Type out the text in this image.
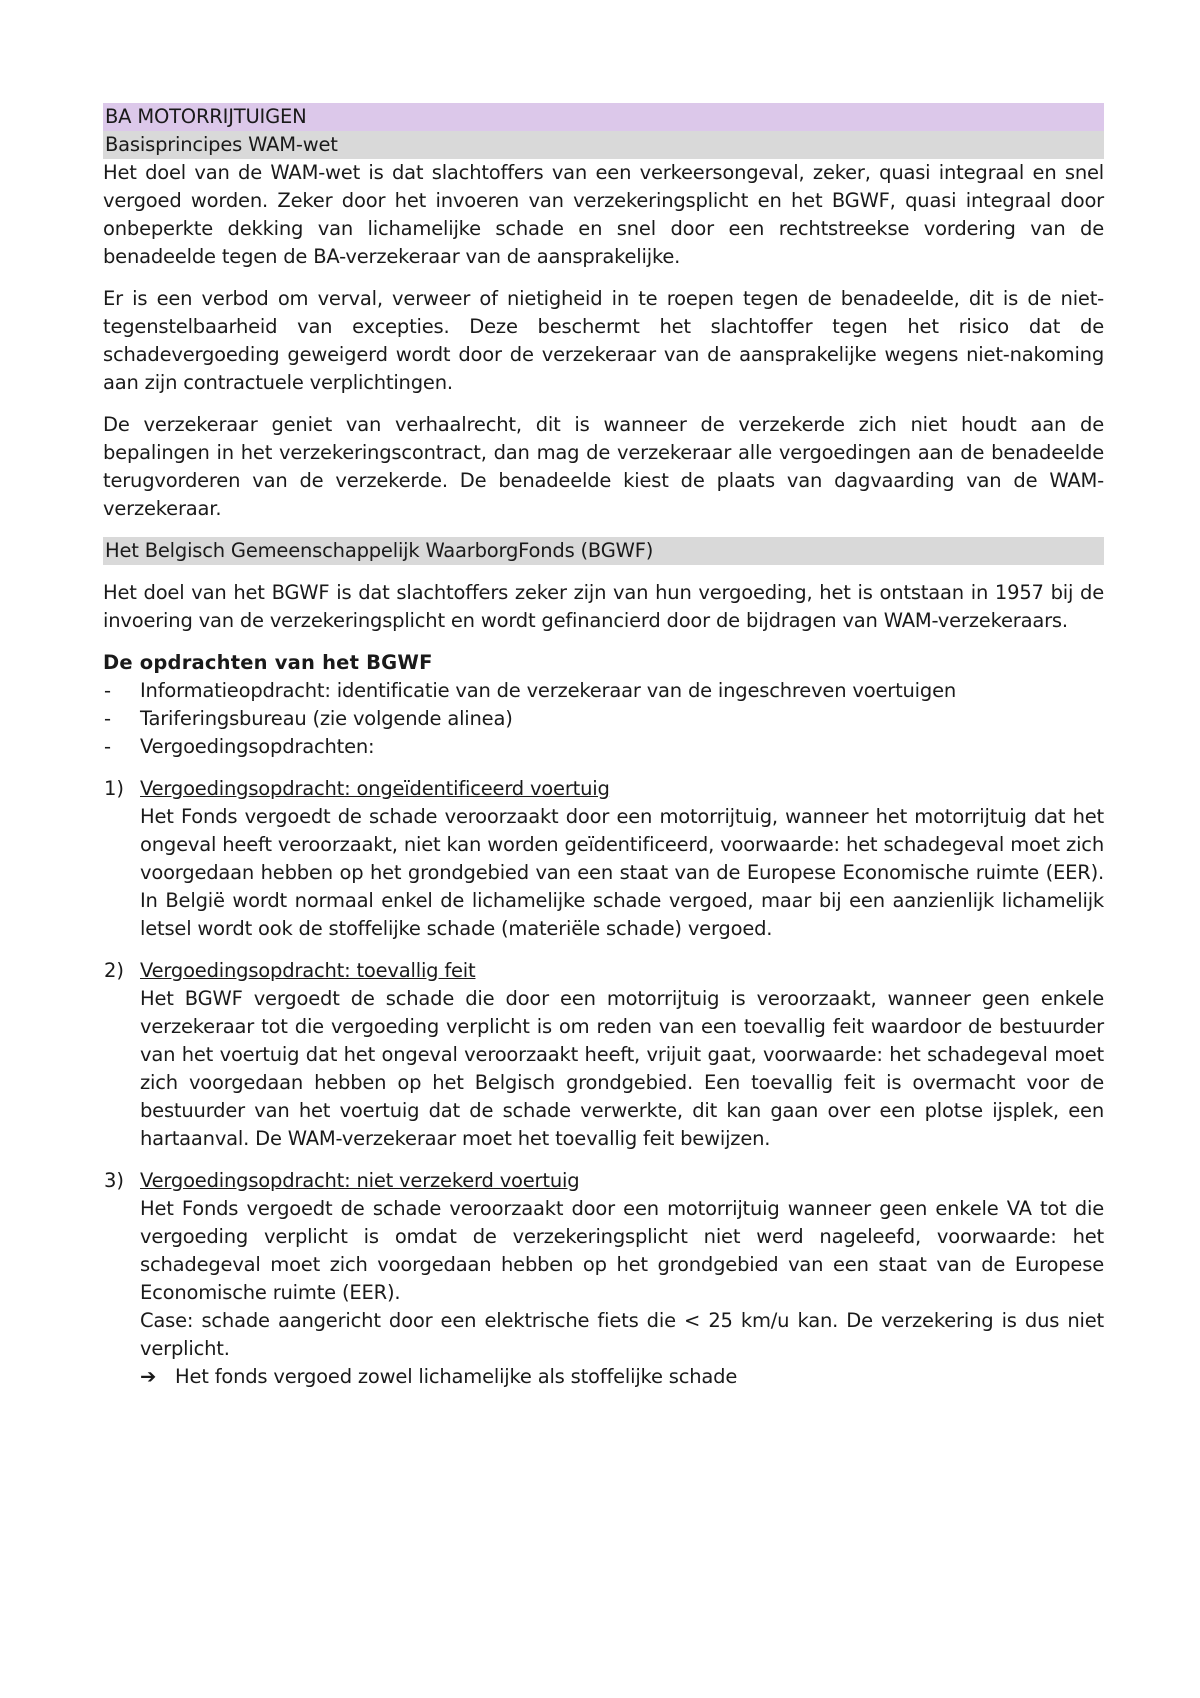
BA MOTORRIJTUIGEN
Basisprincipes WAM-wet

Het doel van de WAM-wet is dat slachtoffers van een verkeersongeval, zeker, quasi integraal en snel vergoed worden. Zeker door het invoeren van verzekeringsplicht en het BGWF, quasi integraal door onbeperkte dekking van lichamelijke schade en snel door een rechtstreekse vordering van de benadeelde tegen de BA-verzekeraar van de aansprakelijke.

Er is een verbod om verval, verweer of nietigheid in te roepen tegen de benadeelde, dit is de niet-tegenstelbaarheid van excepties. Deze beschermt het slachtoffer tegen het risico dat de schadevergoeding geweigerd wordt door de verzekeraar van de aansprakelijke wegens niet-nakoming aan zijn contractuele verplichtingen.

De verzekeraar geniet van verhaalrecht, dit is wanneer de verzekerde zich niet houdt aan de bepalingen in het verzekeringscontract, dan mag de verzekeraar alle vergoedingen aan de benadeelde terugvorderen van de verzekerde. De benadeelde kiest de plaats van dagvaarding van de WAM-verzekeraar.

Het Belgisch Gemeenschappelijk WaarborgFonds (BGWF)

Het doel van het BGWF is dat slachtoffers zeker zijn van hun vergoeding, het is ontstaan in 1957 bij de invoering van de verzekeringsplicht en wordt gefinancierd door de bijdragen van WAM-verzekeraars.

De opdrachten van het BGWF

- Informatieopdracht: identificatie van de verzekeraar van de ingeschreven voertuigen
- Tariferingsbureau (zie volgende alinea)
- Vergoedingsopdrachten:
1) Vergoedingsopdracht: ongeïdentificeerd voertuig

Het Fonds vergoedt de schade veroorzaakt door een motorrijtuig, wanneer het motorrijtuig dat het ongeval heeft veroorzaakt, niet kan worden geïdentificeerd, voorwaarde: het schadegeval moet zich voorgedaan hebben op het grondgebied van een staat van de Europese Economische ruimte (EER). In België wordt normaal enkel de lichamelijke schade vergoed, maar bij een aanzienlijk lichamelijk letsel wordt ook de stoffelijke schade (materiële schade) vergoed.

2) Vergoedingsopdracht: toevallig feit

Het BGWF vergoedt de schade die door een motorrijtuig is veroorzaakt, wanneer geen enkele verzekeraar tot die vergoeding verplicht is om reden van een toevallig feit waardoor de bestuurder van het voertuig dat het ongeval veroorzaakt heeft, vrijuit gaat, voorwaarde: het schadegeval moet zich voorgedaan hebben op het Belgisch grondgebied. Een toevallig feit is overmacht voor de bestuurder van het voertuig dat de schade verwerkte, dit kan gaan over een plotse ijsplek, een hartaanval. De WAM-verzekeraar moet het toevallig feit bewijzen.

3) Vergoedingsopdracht: niet verzekerd voertuig

Het Fonds vergoedt de schade veroorzaakt door een motorrijtuig wanneer geen enkele VA tot die vergoeding verplicht is omdat de verzekeringsplicht niet werd nageleefd, voorwaarde: het schadegeval moet zich voorgedaan hebben op het grondgebied van een staat van de Europese Economische ruimte (EER).

Case: schade aangericht door een elektrische fiets die < 25 km/u kan. De verzekering is dus niet verplicht.

➔ Het fonds vergoed zowel lichamelijke als stoffelijke schade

» **Exercise goal**
Leave out the pictures and return every record word for word.

» **Task response**
Type out the text in this image.
BA MOTORRIJTUIGEN
Basisprincipes WAM-wet

Het doel van de WAM-wet is dat slachtoffers van een verkeersongeval, zeker, quasi integraal en snel vergoed worden. Zeker door het invoeren van verzekeringsplicht en het BGWF, quasi integraal door onbeperkte dekking van lichamelijke schade en snel door een rechtstreekse vordering van de benadeelde tegen de BA-verzekeraar van de aansprakelijke.

Er is een verbod om verval, verweer of nietigheid in te roepen tegen de benadeelde, dit is de niet-tegenstelbaarheid van excepties. Deze beschermt het slachtoffer tegen het risico dat de schadevergoeding geweigerd wordt door de verzekeraar van de aansprakelijke wegens niet-nakoming aan zijn contractuele verplichtingen.

De verzekeraar geniet van verhaalrecht, dit is wanneer de verzekerde zich niet houdt aan de bepalingen in het verzekeringscontract, dan mag de verzekeraar alle vergoedingen aan de benadeelde terugvorderen van de verzekerde. De benadeelde kiest de plaats van dagvaarding van de WAM-verzekeraar.

Het Belgisch Gemeenschappelijk WaarborgFonds (BGWF)

Het doel van het BGWF is dat slachtoffers zeker zijn van hun vergoeding, het is ontstaan in 1957 bij de invoering van de verzekeringsplicht en wordt gefinancierd door de bijdragen van WAM-verzekeraars.

De opdrachten van het BGWF

- Informatieopdracht: identificatie van de verzekeraar van de ingeschreven voertuigen
- Tariferingsbureau (zie volgende alinea)
- Vergoedingsopdrachten:
1) Vergoedingsopdracht: ongeïdentificeerd voertuig

Het Fonds vergoedt de schade veroorzaakt door een motorrijtuig, wanneer het motorrijtuig dat het ongeval heeft veroorzaakt, niet kan worden geïdentificeerd, voorwaarde: het schadegeval moet zich voorgedaan hebben op het grondgebied van een staat van de Europese Economische ruimte (EER). In België wordt normaal enkel de lichamelijke schade vergoed, maar bij een aanzienlijk lichamelijk letsel wordt ook de stoffelijke schade (materiële schade) vergoed.

2) Vergoedingsopdracht: toevallig feit

Het BGWF vergoedt de schade die door een motorrijtuig is veroorzaakt, wanneer geen enkele verzekeraar tot die vergoeding verplicht is om reden van een toevallig feit waardoor de bestuurder van het voertuig dat het ongeval veroorzaakt heeft, vrijuit gaat, voorwaarde: het schadegeval moet zich voorgedaan hebben op het Belgisch grondgebied. Een toevallig feit is overmacht voor de bestuurder van het voertuig dat de schade verwerkte, dit kan gaan over een plotse ijsplek, een hartaanval. De WAM-verzekeraar moet het toevallig feit bewijzen.

3) Vergoedingsopdracht: niet verzekerd voertuig

Het Fonds vergoedt de schade veroorzaakt door een motorrijtuig wanneer geen enkele VA tot die vergoeding verplicht is omdat de verzekeringsplicht niet werd nageleefd, voorwaarde: het schadegeval moet zich voorgedaan hebben op het grondgebied van een staat van de Europese Economische ruimte (EER).

Case: schade aangericht door een elektrische fiets die < 25 km/u kan. De verzekering is dus niet verplicht.

➔ Het fonds vergoed zowel lichamelijke als stoffelijke schade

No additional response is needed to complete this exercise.